Continue the tractor-buying forum thread below, starting right after its last line.

## Text section
•••

# Another tractor buying question



## EBAG (Mar 13, 2014)

So I know this is a popular topic that has been discussed many times, but I am trying to help my dad purchase his second tractor and would appreciate any input from the experience some of you may have.

To start we are not full time farmers, but have cattle/hay work we do on the weekends. We bale about 100 acres a year of all round bales. We currently have a 1982 JD 4240 that does all the work. The equipment we use is a Kuhn 9ft disk mower, Frontier 8 wheel rake, and a JD 535 round baler.

Ultimately what go us started looking for a new tractor, was that we want a front end loader to utilize to move/feed hay. I think we have settled that we want it to have, MFWD, Cab, and a FEL.

Through this process we started out looking for a smaller tractor (75-85hp) with a FEL that could cut and rake. We starting looking at the following models: 5525, 5083E, and the 5085E, but after looking at some of these they seemed small to my dad. So now we are contemplating purchasing a bigger tractor with a FEL that could ultimately replace the 4240 and perform all duties associated with baling. This got us looking at the range of models including the 5093E, 5100E, 5105E, 5095M, 5100M, and the 5105M. Obviously the "M" series tractors are far superior to the "E", so I am not debating that.

We recently went and talked to our dealer and he stated that we should be looking at the 6 series namely the 6115D. He said that the short wheel base of the 5 series would be really rough compared to the 4240.

So the question...Do you feel that we need to go to the 6 series or would a larger 5 series be able to handle our use? Our budget is around $40-$45K, and I'm not sure we can get a 6 series for under $50K. So does anyone have experience with the larger 5 series either "E" or "M"?

Thanks,


----------



## Vol (Jul 5, 2009)

•••

## Data shown
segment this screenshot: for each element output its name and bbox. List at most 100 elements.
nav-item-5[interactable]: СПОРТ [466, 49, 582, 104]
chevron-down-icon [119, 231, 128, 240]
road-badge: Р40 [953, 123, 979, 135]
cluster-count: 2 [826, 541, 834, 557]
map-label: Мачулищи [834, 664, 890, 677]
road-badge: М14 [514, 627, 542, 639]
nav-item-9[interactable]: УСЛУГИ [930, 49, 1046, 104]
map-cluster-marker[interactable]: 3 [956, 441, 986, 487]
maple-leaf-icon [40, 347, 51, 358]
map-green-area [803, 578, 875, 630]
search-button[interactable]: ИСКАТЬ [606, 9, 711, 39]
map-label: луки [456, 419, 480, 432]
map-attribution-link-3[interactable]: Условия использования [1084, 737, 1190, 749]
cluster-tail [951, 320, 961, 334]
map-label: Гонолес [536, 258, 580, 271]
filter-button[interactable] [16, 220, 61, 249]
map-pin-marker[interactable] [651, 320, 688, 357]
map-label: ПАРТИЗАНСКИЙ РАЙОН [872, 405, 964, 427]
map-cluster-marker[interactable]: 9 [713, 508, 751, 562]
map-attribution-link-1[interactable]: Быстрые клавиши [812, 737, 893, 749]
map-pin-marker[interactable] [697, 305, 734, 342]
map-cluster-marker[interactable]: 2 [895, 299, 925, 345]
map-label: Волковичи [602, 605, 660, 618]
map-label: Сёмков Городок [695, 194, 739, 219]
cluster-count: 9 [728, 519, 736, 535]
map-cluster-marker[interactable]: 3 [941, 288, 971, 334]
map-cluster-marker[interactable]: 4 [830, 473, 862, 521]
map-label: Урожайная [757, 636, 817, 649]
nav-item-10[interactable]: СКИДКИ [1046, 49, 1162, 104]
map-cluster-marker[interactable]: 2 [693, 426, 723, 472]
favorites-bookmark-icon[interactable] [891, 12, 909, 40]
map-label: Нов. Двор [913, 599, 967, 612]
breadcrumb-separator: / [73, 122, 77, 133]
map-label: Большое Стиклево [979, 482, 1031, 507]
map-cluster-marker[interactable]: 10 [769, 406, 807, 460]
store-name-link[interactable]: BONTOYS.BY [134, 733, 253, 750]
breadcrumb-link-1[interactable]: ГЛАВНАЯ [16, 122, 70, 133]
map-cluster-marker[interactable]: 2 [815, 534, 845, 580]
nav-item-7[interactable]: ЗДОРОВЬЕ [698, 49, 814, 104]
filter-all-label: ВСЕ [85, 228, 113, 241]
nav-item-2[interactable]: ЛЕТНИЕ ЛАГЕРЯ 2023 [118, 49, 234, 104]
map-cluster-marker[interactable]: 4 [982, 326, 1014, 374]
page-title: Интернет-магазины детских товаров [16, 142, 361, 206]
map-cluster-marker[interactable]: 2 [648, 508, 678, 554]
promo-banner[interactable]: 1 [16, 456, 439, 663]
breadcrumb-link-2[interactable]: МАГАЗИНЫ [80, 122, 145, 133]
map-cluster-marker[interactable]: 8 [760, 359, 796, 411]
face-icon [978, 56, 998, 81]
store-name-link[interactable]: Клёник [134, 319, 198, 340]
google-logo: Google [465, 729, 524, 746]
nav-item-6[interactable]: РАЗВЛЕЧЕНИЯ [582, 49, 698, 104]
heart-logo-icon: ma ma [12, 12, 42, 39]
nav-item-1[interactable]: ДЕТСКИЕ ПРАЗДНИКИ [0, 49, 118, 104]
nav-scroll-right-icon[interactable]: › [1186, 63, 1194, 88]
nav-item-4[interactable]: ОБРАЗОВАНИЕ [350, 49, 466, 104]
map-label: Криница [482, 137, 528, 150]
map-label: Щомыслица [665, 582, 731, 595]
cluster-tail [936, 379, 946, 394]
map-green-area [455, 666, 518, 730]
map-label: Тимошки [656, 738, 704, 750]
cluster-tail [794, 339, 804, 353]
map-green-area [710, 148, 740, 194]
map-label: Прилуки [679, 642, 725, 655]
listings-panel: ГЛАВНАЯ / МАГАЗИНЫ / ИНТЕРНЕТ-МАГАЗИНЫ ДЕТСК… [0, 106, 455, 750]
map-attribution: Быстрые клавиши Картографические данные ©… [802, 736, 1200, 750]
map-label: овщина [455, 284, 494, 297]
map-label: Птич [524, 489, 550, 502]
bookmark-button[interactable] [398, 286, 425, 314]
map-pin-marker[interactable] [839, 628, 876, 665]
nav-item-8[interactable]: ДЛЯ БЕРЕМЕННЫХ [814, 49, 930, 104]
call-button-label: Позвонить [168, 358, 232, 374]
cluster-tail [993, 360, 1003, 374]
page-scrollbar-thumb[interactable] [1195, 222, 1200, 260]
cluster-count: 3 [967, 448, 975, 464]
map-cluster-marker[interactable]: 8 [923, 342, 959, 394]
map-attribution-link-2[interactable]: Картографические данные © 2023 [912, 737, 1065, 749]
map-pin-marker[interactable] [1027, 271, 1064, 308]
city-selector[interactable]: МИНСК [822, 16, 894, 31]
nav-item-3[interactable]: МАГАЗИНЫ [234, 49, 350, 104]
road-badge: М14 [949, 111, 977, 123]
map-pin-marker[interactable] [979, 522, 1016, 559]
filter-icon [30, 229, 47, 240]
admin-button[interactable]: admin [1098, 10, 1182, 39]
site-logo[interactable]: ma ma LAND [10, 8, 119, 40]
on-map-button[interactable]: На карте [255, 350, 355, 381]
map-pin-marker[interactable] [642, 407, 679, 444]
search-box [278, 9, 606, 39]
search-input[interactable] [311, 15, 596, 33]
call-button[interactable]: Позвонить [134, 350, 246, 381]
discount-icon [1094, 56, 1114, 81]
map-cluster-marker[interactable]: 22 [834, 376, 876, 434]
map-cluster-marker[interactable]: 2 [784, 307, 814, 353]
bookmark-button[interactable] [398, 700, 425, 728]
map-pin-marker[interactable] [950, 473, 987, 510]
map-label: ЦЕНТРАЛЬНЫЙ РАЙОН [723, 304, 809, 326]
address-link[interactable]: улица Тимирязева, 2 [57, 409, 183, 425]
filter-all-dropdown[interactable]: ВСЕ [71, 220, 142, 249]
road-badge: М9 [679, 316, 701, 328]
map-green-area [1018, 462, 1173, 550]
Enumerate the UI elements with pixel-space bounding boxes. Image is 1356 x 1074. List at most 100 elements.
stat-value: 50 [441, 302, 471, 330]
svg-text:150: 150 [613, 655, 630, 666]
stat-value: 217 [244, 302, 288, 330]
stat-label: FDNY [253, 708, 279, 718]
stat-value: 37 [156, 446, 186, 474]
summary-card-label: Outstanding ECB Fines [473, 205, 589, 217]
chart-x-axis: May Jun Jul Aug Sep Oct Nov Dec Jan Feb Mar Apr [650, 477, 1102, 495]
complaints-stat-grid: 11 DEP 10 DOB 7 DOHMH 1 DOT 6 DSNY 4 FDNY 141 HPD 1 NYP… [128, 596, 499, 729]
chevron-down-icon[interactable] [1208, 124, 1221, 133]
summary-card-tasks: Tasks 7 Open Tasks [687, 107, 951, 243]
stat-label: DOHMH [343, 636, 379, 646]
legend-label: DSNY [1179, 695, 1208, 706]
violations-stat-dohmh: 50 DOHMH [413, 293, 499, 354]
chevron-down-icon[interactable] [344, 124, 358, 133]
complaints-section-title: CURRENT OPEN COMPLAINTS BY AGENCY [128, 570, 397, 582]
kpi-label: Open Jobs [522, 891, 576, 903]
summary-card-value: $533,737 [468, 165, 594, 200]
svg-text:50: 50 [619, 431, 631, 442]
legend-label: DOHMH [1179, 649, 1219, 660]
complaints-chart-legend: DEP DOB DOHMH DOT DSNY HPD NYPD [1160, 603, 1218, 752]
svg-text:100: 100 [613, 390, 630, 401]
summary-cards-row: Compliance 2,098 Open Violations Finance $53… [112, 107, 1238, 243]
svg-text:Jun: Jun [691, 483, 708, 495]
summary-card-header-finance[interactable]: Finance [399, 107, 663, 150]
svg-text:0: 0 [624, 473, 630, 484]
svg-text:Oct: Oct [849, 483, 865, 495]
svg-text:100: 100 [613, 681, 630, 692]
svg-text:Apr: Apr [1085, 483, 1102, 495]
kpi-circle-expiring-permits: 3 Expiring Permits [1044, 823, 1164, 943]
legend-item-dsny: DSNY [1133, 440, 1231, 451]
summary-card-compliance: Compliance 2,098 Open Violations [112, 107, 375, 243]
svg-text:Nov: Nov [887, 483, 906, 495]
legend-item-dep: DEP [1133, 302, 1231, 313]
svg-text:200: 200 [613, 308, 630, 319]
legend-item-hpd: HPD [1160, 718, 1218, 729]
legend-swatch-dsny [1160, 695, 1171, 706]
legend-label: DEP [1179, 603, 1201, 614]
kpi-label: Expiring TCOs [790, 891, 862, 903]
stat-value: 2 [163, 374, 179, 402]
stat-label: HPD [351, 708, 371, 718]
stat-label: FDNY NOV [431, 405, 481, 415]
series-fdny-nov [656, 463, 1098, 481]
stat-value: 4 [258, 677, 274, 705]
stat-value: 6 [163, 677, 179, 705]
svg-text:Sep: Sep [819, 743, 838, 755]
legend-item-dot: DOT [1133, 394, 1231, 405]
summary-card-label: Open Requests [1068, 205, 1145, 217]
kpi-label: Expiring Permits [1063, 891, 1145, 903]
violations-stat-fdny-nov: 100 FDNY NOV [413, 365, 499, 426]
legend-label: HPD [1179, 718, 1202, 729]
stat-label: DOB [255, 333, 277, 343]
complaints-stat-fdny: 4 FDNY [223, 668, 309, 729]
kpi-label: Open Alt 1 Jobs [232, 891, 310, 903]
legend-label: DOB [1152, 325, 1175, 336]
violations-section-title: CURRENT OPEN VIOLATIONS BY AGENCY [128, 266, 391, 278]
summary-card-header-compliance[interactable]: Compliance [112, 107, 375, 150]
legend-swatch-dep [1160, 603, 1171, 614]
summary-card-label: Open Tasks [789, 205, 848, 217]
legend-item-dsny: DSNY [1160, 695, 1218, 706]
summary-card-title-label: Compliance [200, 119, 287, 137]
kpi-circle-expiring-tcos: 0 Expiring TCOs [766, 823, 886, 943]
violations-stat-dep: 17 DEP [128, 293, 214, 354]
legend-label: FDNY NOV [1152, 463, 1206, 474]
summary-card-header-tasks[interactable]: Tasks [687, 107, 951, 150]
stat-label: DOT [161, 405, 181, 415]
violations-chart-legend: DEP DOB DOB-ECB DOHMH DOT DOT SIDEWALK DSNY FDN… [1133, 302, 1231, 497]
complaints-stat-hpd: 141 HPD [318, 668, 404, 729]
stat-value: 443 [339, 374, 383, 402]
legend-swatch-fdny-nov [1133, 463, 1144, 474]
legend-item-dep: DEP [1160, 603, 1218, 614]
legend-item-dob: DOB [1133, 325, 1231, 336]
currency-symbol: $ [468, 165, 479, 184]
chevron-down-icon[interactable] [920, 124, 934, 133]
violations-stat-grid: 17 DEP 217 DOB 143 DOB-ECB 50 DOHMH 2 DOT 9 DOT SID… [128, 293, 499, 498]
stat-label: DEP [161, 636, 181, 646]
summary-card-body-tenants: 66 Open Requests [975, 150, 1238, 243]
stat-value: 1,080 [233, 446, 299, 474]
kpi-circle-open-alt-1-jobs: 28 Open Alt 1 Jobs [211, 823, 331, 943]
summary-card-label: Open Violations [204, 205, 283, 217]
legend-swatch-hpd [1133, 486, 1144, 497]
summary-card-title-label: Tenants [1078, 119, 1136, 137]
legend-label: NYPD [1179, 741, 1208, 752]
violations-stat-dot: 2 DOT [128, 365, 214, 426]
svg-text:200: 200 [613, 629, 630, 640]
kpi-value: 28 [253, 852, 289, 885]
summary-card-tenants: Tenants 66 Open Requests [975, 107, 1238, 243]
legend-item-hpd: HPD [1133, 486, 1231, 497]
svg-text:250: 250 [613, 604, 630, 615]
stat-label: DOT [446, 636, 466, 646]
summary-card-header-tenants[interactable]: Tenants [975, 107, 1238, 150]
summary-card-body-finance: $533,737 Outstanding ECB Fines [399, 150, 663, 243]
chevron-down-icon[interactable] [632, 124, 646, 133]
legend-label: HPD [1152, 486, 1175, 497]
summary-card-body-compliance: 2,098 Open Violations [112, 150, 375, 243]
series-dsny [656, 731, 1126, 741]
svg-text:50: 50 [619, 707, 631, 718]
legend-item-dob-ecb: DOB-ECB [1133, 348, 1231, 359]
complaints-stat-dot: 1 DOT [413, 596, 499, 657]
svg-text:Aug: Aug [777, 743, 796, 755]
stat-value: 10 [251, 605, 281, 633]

•••

## Answer to this exercise
EBAG said:


> So I know this is a popular topic that has been discussed many times, but I am trying to help my dad purchase his second tractor and would appreciate any input from the experience some of you may have.
> 
> To start we are not full time farmers, but have cattle/hay work we do on the weekends. We bale about 100 acres a year of all round bales. We currently have a 1982 JD 4240 that does all the work. The equipment we use is a Kuhn 9ft disk mower, Frontier 8 wheel rake, and a JD 535 round baler.
> 
> ...


The larger 5 series will do everything that you stated that you intend to do.....the shorter wheelbase will be felt at higher speeds....but not baling and loading. The 6 series is a fine series, but it is more expensive. The salespeople will naturally want to sell you a larger series.

Regards, Mike


----------



## thendrix (May 14, 2015)

From all the other discussions I've been reading, go with the M forget the E. E is the economy model


----------



## rajela (Feb 15, 2014)

Vol said:


> The larger 5 series will do everything that you stated that you intend to do.....the shorter wheelbase will be felt at higher speeds....but not baling and loading. The 6 series is a fine series, but it is more expensive. The salespeople will naturally want to sell you a larger series.
> 
> Regards, Mike


What Vol says is true....the large 5 series will handle baling and loading but the 6 series is a much better tractor. My salesman talked me down from a 6 series a few years ago to a 5093E Limited. I just moved up from a 5093E Limited to a 6015D an few months ago and I am glad I did.

I never had an issue with my 5093E Limited and I was pulling a 468 silage special baler. It did ride rough at higher speeds and was a little short on power at times but at times it was over loaded also.


----------



## rajela (Feb 15, 2014)

thendrix said:


> From all the other discussions I've been reading, go with the M forget the E. E is the economy model


That M stands for money so you better have some extra to take one home.


----------



## chazhk (Apr 17, 2016)

The JD dealer says the E is for Economy and the M is for Mo Better....I think that equates to $$$


----------



## 2ndWindfarm (Nov 11, 2014)

Your dealer is right about the "ride". The longer 6 will be smoother rolling down the road and less bouncy in the field hauling and loading rounds.
If I recall, the earlier D's had a 9 speed reverser and some complaints about finding the right "mix" for speed/power while baling and field work.
The 100hp and up 5M's are a schooch longer wheelbase than the lesser Hp models.


----------



## Vol (Jul 5, 2009)

rajela said:


> That M stands for money so you better have some extra to take one home.


The M might stand for money, but the R stands for RICH! 

Regards, Mike


----------



## Vol (Jul 5, 2009)

The shorter wheelbase does has its advantages though....like loader use and mowing smaller fields.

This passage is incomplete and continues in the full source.